*** DATA FOR PROCESSING ***

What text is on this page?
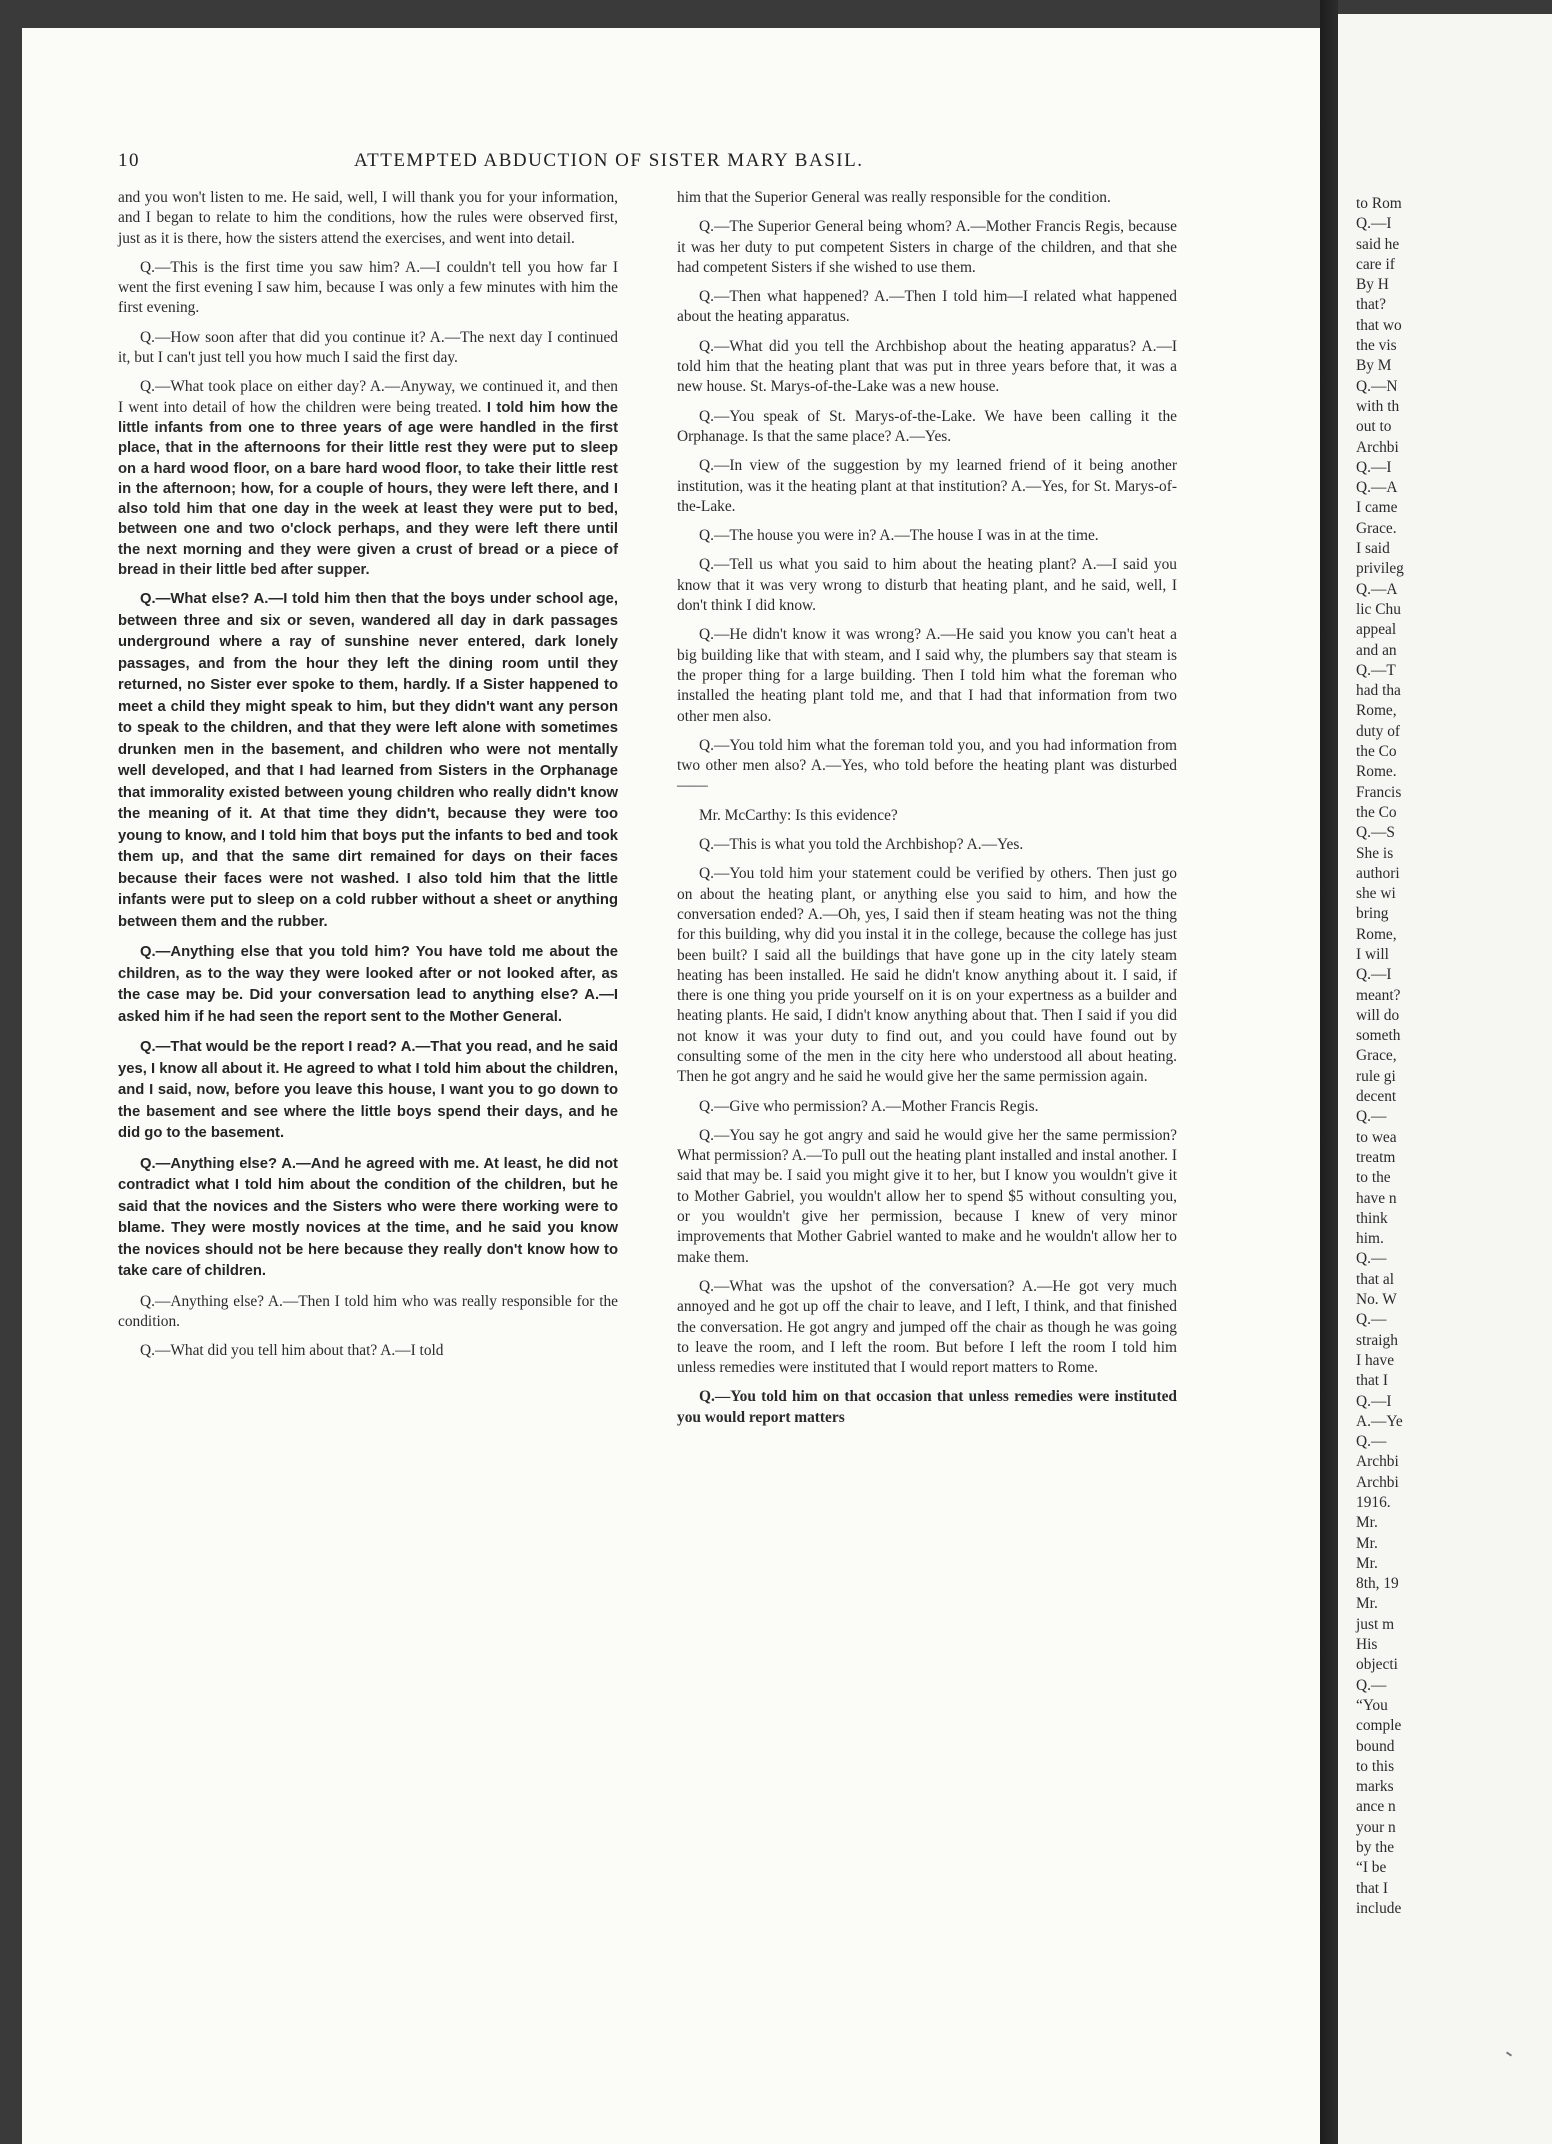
10	ATTEMPTED ABDUCTION OF SISTER MARY BASIL.

and you won't listen to me. He said, well, I will thank you for your information, and I began to relate to him the conditions, how the rules were observed first, just as it is there, how the sisters attend the exercises, and went into detail.

Q.—This is the first time you saw him? A.—I couldn't tell you how far I went the first evening I saw him, because I was only a few minutes with him the first evening.

Q.—How soon after that did you continue it? A.—The next day I continued it, but I can't just tell you how much I said the first day.

Q.—What took place on either day? A.—Anyway, we continued it, and then I went into detail of how the children were being treated. I told him how the little infants from one to three years of age were handled in the first place, that in the afternoons for their little rest they were put to sleep on a hard wood floor, on a bare hard wood floor, to take their little rest in the afternoon; how, for a couple of hours, they were left there, and I also told him that one day in the week at least they were put to bed, between one and two o'clock perhaps, and they were left there until the next morning and they were given a crust of bread or a piece of bread in their little bed after supper.

Q.—What else? A.—I told him then that the boys under school age, between three and six or seven, wandered all day in dark passages underground where a ray of sunshine never entered, dark lonely passages, and from the hour they left the dining room until they returned, no Sister ever spoke to them, hardly. If a Sister happened to meet a child they might speak to him, but they didn't want any person to speak to the children, and that they were left alone with sometimes drunken men in the basement, and children who were not mentally well developed, and that I had learned from Sisters in the Orphanage that immorality existed between young children who really didn't know the meaning of it. At that time they didn't, because they were too young to know, and I told him that boys put the infants to bed and took them up, and that the same dirt remained for days on their faces because their faces were not washed. I also told him that the little infants were put to sleep on a cold rubber without a sheet or anything between them and the rubber.

Q.—Anything else that you told him? You have told me about the children, as to the way they were looked after or not looked after, as the case may be. Did your conversation lead to anything else? A.—I asked him if he had seen the report sent to the Mother General.

Q.—That would be the report I read? A.—That you read, and he said yes, I know all about it. He agreed to what I told him about the children, and I said, now, before you leave this house, I want you to go down to the basement and see where the little boys spend their days, and he did go to the basement.

Q.—Anything else? A.—And he agreed with me. At least, he did not contradict what I told him about the condition of the children, but he said that the novices and the Sisters who were there working were to blame. They were mostly novices at the time, and he said you know the novices should not be here because they really don't know how to take care of children.

Q.—Anything else? A.—Then I told him who was really responsible for the condition.

Q.—What did you tell him about that? A.—I told

him that the Superior General was really responsible for the condition.

Q.—The Superior General being whom? A.—Mother Francis Regis, because it was her duty to put competent Sisters in charge of the children, and that she had competent Sisters if she wished to use them.

Q.—Then what happened? A.—Then I told him—I related what happened about the heating apparatus.

Q.—What did you tell the Archbishop about the heating apparatus? A.—I told him that the heating plant that was put in three years before that, it was a new house. St. Marys-of-the-Lake was a new house.

Q.—You speak of St. Marys-of-the-Lake. We have been calling it the Orphanage. Is that the same place? A.—Yes.

Q.—In view of the suggestion by my learned friend of it being another institution, was it the heating plant at that institution? A.—Yes, for St. Marys-of-the-Lake.

Q.—The house you were in? A.—The house I was in at the time.

Q.—Tell us what you said to him about the heating plant? A.—I said you know that it was very wrong to disturb that heating plant, and he said, well, I don't think I did know.

Q.—He didn't know it was wrong? A.—He said you know you can't heat a big building like that with steam, and I said why, the plumbers say that steam is the proper thing for a large building. Then I told him what the foreman who installed the heating plant told me, and that I had that information from two other men also.

Q.—You told him what the foreman told you, and you had information from two other men also? A.—Yes, who told before the heating plant was disturbed——

Mr. McCarthy: Is this evidence?

Q.—This is what you told the Archbishop? A.—Yes.

Q.—You told him your statement could be verified by others. Then just go on about the heating plant, or anything else you said to him, and how the conversation ended? A.—Oh, yes, I said then if steam heating was not the thing for this building, why did you instal it in the college, because the college has just been built? I said all the buildings that have gone up in the city lately steam heating has been installed. He said he didn't know anything about it. I said, if there is one thing you pride yourself on it is on your expertness as a builder and heating plants. He said, I didn't know anything about that. Then I said if you did not know it was your duty to find out, and you could have found out by consulting some of the men in the city here who understood all about heating. Then he got angry and he said he would give her the same permission again.

Q.—Give who permission? A.—Mother Francis Regis.

Q.—You say he got angry and said he would give her the same permission? What permission? A.—To pull out the heating plant installed and instal another. I said that may be. I said you might give it to her, but I know you wouldn't give it to Mother Gabriel, you wouldn't allow her to spend $5 without consulting you, or you wouldn't give her permission, because I knew of very minor improvements that Mother Gabriel wanted to make and he wouldn't allow her to make them.

Q.—What was the upshot of the conversation? A.—He got very much annoyed and he got up off the chair to leave, and I left, I think, and that finished the conversation. He got angry and jumped off the chair as though he was going to leave the room, and I left the room. But before I left the room I told him unless remedies were instituted that I would report matters to Rome.

Q.—You told him on that occasion that unless remedies were instituted you would report matters

to Rom
Q.—I
said he
care if
By H
that?
that wo
the vis
By M
Q.—N
with th
out to
Archbi
Q.—I
Q.—A
I came
Grace.
I said
privileg
Q.—A
lic Chu
appeal
and an
Q.—T
had tha
Rome,
duty of
the Co
Rome.
Francis
the Co
Q.—S
She is
authori
she wi
bring
Rome,
I will
Q.—I
meant?
will do
someth
Grace,
rule gi
decent
Q.—
to wea
treatm
to the
have n
think
him.
Q.—
that al
No. W
Q.—
straigh
I have
that I
Q.—I
A.—Ye
Q.—
Archbi
Archbi
1916.
Mr.
Mr.
Mr.
8th, 19
Mr.
just m
His
objecti
Q.—
“You
comple
bound
to this
marks
ance n
your n
by the
“I be
that I
include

***

→ REQUIRED WORK: Return each line where "Francis" shows up.

→ TASK SOLUTION:
Q.—The Superior General being whom? A.—Mother Francis Regis, because it was her duty to put competent Sisters in charge of the children, and that she had competent Sisters if she wished to use them.
Q.—Give who permission? A.—Mother Francis Regis.
Francis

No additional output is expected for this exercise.